From the records below, copy every line that contains the word "ПЛАН".

┏━━

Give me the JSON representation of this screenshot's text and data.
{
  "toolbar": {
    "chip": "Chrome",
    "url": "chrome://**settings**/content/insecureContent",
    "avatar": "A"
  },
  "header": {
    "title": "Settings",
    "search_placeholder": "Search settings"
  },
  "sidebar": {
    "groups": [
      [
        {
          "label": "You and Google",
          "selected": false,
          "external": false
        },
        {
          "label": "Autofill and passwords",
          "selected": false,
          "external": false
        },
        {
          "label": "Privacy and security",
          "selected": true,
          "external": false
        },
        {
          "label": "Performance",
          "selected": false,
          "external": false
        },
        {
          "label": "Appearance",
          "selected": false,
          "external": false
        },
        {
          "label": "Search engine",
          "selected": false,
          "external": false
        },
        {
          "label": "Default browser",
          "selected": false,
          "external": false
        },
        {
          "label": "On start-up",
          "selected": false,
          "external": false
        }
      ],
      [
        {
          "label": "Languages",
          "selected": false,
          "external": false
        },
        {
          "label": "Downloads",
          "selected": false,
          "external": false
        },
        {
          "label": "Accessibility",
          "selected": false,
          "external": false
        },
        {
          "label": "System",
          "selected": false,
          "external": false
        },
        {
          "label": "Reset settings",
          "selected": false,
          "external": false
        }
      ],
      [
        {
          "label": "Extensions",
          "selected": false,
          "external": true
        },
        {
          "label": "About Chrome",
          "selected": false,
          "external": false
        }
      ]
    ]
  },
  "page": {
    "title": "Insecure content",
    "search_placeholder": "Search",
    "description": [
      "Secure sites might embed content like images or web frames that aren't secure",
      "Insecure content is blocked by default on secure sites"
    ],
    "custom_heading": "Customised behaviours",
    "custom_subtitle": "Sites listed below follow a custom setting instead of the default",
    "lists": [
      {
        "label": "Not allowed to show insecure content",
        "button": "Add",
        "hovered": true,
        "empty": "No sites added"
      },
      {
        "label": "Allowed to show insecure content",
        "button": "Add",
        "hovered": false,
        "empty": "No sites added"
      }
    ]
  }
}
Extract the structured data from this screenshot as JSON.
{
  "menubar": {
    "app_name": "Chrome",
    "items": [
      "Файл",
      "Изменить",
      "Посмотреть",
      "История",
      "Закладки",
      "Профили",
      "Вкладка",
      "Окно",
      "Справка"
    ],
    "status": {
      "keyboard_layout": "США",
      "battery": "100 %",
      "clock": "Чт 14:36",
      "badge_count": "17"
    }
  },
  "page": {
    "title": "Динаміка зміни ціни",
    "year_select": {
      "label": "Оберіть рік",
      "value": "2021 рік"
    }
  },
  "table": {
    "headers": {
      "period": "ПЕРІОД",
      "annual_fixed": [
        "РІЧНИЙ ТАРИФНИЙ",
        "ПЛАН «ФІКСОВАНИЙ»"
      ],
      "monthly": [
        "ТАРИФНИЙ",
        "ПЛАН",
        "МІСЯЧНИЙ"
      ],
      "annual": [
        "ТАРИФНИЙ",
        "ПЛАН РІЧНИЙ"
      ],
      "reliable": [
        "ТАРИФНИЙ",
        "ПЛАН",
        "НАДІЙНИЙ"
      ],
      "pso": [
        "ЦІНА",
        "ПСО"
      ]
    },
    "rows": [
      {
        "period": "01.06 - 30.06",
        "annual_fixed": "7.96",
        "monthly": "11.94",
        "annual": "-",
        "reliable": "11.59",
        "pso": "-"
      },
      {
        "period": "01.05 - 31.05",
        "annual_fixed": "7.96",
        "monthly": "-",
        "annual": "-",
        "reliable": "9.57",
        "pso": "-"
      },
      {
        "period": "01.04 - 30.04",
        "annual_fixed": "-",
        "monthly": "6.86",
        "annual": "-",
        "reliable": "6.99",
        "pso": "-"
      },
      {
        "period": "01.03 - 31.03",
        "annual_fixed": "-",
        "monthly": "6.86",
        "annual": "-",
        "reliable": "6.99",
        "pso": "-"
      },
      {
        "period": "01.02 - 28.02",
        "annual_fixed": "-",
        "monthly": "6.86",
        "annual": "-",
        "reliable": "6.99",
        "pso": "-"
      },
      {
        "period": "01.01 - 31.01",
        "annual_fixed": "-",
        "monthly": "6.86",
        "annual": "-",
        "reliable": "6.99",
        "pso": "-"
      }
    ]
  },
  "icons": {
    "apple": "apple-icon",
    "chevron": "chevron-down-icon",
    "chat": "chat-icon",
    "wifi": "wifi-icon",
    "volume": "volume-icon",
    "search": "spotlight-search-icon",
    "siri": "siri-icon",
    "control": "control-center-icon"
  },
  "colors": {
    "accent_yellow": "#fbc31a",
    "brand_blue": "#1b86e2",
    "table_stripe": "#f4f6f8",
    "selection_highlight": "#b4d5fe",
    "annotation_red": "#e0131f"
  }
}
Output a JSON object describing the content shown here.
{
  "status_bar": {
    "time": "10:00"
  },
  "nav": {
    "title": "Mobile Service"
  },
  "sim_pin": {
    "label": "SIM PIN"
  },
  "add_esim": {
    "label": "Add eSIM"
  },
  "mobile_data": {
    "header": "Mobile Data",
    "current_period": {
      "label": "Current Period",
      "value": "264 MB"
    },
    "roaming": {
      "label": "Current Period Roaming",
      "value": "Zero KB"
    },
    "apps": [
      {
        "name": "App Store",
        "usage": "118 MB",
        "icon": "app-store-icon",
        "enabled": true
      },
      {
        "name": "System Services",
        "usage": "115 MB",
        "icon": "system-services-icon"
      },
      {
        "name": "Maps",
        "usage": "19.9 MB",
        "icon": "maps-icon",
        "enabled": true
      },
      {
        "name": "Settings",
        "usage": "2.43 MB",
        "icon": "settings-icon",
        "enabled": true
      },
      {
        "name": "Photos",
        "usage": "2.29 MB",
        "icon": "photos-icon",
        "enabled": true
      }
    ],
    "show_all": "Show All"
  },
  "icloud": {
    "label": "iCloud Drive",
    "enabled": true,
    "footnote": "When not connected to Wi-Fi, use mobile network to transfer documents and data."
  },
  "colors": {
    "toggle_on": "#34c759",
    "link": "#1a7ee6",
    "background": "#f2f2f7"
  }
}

┗━━

_Task response_
        "ПЛАН «ФІКСОВАНИЙ»"
        "ПЛАН",
        "ПЛАН РІЧНИЙ"
        "ПЛАН",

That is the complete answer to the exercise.